## Exercise
Return a copy of each line that holds the string "Error".

## Records for this exercise
☆ ☆ ☆ ☆

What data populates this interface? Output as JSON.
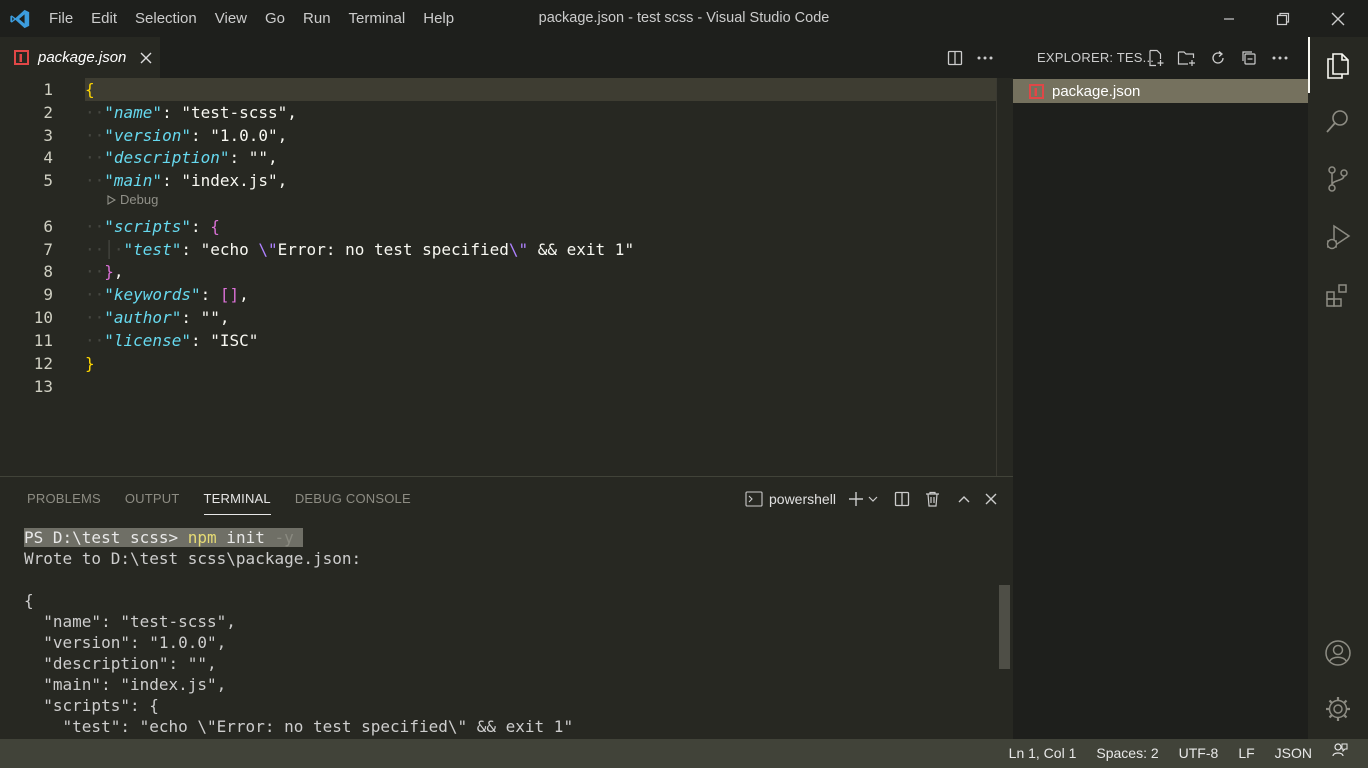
{
  "menu": [
    "File",
    "Edit",
    "Selection",
    "View",
    "Go",
    "Run",
    "Terminal",
    "Help"
  ],
  "window_title": "package.json - test scss - Visual Studio Code",
  "tab": {
    "filename": "package.json"
  },
  "editor": {
    "line_numbers": [
      "1",
      "2",
      "3",
      "4",
      "5",
      "6",
      "7",
      "8",
      "9",
      "10",
      "11",
      "12",
      "13"
    ],
    "codelens": "Debug",
    "lines": {
      "l1_open": "{",
      "name_key": "\"name\"",
      "name_val": "\"test-scss\"",
      "version_key": "\"version\"",
      "version_val": "\"1.0.0\"",
      "description_key": "\"description\"",
      "description_val": "\"\"",
      "main_key": "\"main\"",
      "main_val": "\"index.js\"",
      "scripts_key": "\"scripts\"",
      "scripts_open": "{",
      "test_key": "\"test\"",
      "test_val_a": "\"echo ",
      "test_esc_1": "\\\"",
      "test_val_b": "Error: no test specified",
      "test_esc_2": "\\\"",
      "test_val_c": " && exit 1\"",
      "scripts_close": "}",
      "keywords_key": "\"keywords\"",
      "keywords_val": "[]",
      "author_key": "\"author\"",
      "author_val": "\"\"",
      "license_key": "\"license\"",
      "license_val": "\"ISC\"",
      "l12_close": "}"
    }
  },
  "panel": {
    "tabs": [
      "PROBLEMS",
      "OUTPUT",
      "TERMINAL",
      "DEBUG CONSOLE"
    ],
    "active_tab": "TERMINAL",
    "shell": "powershell",
    "terminal": {
      "prompt": "PS D:\\test scss> ",
      "command": "npm",
      "args": " init",
      "ghost": " -y",
      "output": [
        "Wrote to D:\\test scss\\package.json:",
        "",
        "{",
        "  \"name\": \"test-scss\",",
        "  \"version\": \"1.0.0\",",
        "  \"description\": \"\",",
        "  \"main\": \"index.js\",",
        "  \"scripts\": {",
        "    \"test\": \"echo \\\"Error: no test specified\\\" && exit 1\""
      ]
    }
  },
  "explorer": {
    "title": "EXPLORER: TES...",
    "files": [
      "package.json"
    ]
  },
  "statusbar": {
    "position": "Ln 1, Col 1",
    "spaces": "Spaces: 2",
    "encoding": "UTF-8",
    "eol": "LF",
    "language": "JSON"
  },
  "colors": {
    "accent_icon": "#3c9cdd",
    "json_icon": "#e04747"
  }
}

☆ ☆ ☆ ☆

## Answer for the task
      "test_val_b": "Error: no test specified",
        "    \"test\": \"echo \\\"Error: no test specified\\\" && exit 1\""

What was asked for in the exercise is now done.